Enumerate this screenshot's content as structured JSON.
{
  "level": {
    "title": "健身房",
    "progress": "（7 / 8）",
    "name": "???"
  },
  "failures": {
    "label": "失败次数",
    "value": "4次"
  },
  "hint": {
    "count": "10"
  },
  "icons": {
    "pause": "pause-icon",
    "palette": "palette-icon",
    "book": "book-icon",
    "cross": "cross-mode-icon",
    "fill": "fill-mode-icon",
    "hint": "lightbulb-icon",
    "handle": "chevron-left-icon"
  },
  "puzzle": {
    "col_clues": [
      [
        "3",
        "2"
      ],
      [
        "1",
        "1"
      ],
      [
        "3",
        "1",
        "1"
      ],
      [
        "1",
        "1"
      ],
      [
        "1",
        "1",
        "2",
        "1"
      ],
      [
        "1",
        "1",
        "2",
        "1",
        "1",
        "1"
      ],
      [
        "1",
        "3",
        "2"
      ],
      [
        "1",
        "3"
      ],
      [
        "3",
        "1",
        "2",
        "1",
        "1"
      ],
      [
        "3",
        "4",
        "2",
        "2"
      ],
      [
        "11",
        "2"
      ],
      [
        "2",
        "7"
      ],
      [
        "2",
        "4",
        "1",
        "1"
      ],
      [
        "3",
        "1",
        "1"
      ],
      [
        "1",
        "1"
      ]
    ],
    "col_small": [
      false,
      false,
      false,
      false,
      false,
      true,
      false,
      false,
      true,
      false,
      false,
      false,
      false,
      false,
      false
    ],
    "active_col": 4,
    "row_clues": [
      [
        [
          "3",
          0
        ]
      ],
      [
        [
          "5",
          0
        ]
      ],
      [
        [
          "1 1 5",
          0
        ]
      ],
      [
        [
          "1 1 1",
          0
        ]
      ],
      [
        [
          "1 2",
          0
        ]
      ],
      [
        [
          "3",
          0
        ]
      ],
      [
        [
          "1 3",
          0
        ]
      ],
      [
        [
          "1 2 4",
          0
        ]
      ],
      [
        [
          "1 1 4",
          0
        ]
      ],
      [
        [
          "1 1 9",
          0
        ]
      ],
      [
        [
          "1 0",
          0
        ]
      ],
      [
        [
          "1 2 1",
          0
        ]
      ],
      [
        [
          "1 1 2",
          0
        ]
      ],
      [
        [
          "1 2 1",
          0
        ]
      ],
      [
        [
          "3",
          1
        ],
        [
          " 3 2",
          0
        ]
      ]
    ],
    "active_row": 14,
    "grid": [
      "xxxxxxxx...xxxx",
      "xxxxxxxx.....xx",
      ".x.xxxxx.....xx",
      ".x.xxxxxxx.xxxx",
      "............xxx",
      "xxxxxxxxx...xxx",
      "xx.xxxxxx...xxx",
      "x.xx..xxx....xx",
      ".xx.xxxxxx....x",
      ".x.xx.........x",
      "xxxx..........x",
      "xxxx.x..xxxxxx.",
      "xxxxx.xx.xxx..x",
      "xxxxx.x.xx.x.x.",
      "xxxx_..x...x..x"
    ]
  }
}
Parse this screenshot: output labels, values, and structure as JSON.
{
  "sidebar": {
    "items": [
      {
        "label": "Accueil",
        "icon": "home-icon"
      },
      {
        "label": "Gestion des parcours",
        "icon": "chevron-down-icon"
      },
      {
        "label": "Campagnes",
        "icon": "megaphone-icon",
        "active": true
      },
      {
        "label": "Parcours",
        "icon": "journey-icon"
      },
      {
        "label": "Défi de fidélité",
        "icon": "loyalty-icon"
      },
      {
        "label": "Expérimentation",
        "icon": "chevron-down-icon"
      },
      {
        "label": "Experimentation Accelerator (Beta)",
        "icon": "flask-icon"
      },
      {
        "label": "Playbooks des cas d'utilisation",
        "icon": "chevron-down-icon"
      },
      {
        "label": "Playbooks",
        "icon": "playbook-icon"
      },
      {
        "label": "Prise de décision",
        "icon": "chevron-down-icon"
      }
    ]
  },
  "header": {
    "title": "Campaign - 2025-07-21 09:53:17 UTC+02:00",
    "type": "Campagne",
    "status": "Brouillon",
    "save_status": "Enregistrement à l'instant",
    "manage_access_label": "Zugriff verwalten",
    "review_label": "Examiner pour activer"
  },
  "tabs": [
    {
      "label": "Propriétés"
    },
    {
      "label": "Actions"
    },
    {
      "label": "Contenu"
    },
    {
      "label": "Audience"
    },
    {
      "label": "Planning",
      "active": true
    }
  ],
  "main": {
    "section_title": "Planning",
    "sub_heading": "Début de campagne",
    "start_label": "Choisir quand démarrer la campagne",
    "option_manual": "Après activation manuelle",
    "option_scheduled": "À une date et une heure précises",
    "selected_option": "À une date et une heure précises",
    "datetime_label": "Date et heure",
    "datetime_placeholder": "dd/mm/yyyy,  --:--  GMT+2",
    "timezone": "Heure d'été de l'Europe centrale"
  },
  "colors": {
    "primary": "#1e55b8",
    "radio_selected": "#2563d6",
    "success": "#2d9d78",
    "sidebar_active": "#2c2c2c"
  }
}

------

Exercise instructions –
Provide an exact reproduction of all the entries shown above.

Answer to the problem –
Enumerate this screenshot's content as structured JSON.
{
  "level": {
    "title": "健身房",
    "progress": "（7 / 8）",
    "name": "???"
  },
  "failures": {
    "label": "失败次数",
    "value": "4次"
  },
  "hint": {
    "count": "10"
  },
  "icons": {
    "pause": "pause-icon",
    "palette": "palette-icon",
    "book": "book-icon",
    "cross": "cross-mode-icon",
    "fill": "fill-mode-icon",
    "hint": "lightbulb-icon",
    "handle": "chevron-left-icon"
  },
  "puzzle": {
    "col_clues": [
      [
        "3",
        "2"
      ],
      [
        "1",
        "1"
      ],
      [
        "3",
        "1",
        "1"
      ],
      [
        "1",
        "1"
      ],
      [
        "1",
        "1",
        "2",
        "1"
      ],
      [
        "1",
        "1",
        "2",
        "1",
        "1",
        "1"
      ],
      [
        "1",
        "3",
        "2"
      ],
      [
        "1",
        "3"
      ],
      [
        "3",
        "1",
        "2",
        "1",
        "1"
      ],
      [
        "3",
        "4",
        "2",
        "2"
      ],
      [
        "11",
        "2"
      ],
      [
        "2",
        "7"
      ],
      [
        "2",
        "4",
        "1",
        "1"
      ],
      [
        "3",
        "1",
        "1"
      ],
      [
        "1",
        "1"
      ]
    ],
    "col_small": [
      false,
      false,
      false,
      false,
      false,
      true,
      false,
      false,
      true,
      false,
      false,
      false,
      false,
      false,
      false
    ],
    "active_col": 4,
    "row_clues": [
      [
        [
          "3",
          0
        ]
      ],
      [
        [
          "5",
          0
        ]
      ],
      [
        [
          "1 1 5",
          0
        ]
      ],
      [
        [
          "1 1 1",
          0
        ]
      ],
      [
        [
          "1 2",
          0
        ]
      ],
      [
        [
          "3",
          0
        ]
      ],
      [
        [
          "1 3",
          0
        ]
      ],
      [
        [
          "1 2 4",
          0
        ]
      ],
      [
        [
          "1 1 4",
          0
        ]
      ],
      [
        [
          "1 1 9",
          0
        ]
      ],
      [
        [
          "1 0",
          0
        ]
      ],
      [
        [
          "1 2 1",
          0
        ]
      ],
      [
        [
          "1 1 2",
          0
        ]
      ],
      [
        [
          "1 2 1",
          0
        ]
      ],
      [
        [
          "3",
          1
        ],
        [
          " 3 2",
          0
        ]
      ]
    ],
    "active_row": 14,
    "grid": [
      "xxxxxxxx...xxxx",
      "xxxxxxxx.....xx",
      ".x.xxxxx.....xx",
      ".x.xxxxxxx.xxxx",
      "............xxx",
      "xxxxxxxxx...xxx",
      "xx.xxxxxx...xxx",
      "x.xx..xxx....xx",
      ".xx.xxxxxx....x",
      ".x.xx.........x",
      "xxxx..........x",
      "xxxx.x..xxxxxx.",
      "xxxxx.xx.xxx..x",
      "xxxxx.x.xx.x.x.",
      "xxxx_..x...x..x"
    ]
  }
}
Parse this screenshot: output labels, values, and structure as JSON.
{
  "sidebar": {
    "items": [
      {
        "label": "Accueil",
        "icon": "home-icon"
      },
      {
        "label": "Gestion des parcours",
        "icon": "chevron-down-icon"
      },
      {
        "label": "Campagnes",
        "icon": "megaphone-icon",
        "active": true
      },
      {
        "label": "Parcours",
        "icon": "journey-icon"
      },
      {
        "label": "Défi de fidélité",
        "icon": "loyalty-icon"
      },
      {
        "label": "Expérimentation",
        "icon": "chevron-down-icon"
      },
      {
        "label": "Experimentation Accelerator (Beta)",
        "icon": "flask-icon"
      },
      {
        "label": "Playbooks des cas d'utilisation",
        "icon": "chevron-down-icon"
      },
      {
        "label": "Playbooks",
        "icon": "playbook-icon"
      },
      {
        "label": "Prise de décision",
        "icon": "chevron-down-icon"
      }
    ]
  },
  "header": {
    "title": "Campaign - 2025-07-21 09:53:17 UTC+02:00",
    "type": "Campagne",
    "status": "Brouillon",
    "save_status": "Enregistrement à l'instant",
    "manage_access_label": "Zugriff verwalten",
    "review_label": "Examiner pour activer"
  },
  "tabs": [
    {
      "label": "Propriétés"
    },
    {
      "label": "Actions"
    },
    {
      "label": "Contenu"
    },
    {
      "label": "Audience"
    },
    {
      "label": "Planning",
      "active": true
    }
  ],
  "main": {
    "section_title": "Planning",
    "sub_heading": "Début de campagne",
    "start_label": "Choisir quand démarrer la campagne",
    "option_manual": "Après activation manuelle",
    "option_scheduled": "À une date et une heure précises",
    "selected_option": "À une date et une heure précises",
    "datetime_label": "Date et heure",
    "datetime_placeholder": "dd/mm/yyyy,  --:--  GMT+2",
    "timezone": "Heure d'été de l'Europe centrale"
  },
  "colors": {
    "primary": "#1e55b8",
    "radio_selected": "#2563d6",
    "success": "#2d9d78",
    "sidebar_active": "#2c2c2c"
  }
}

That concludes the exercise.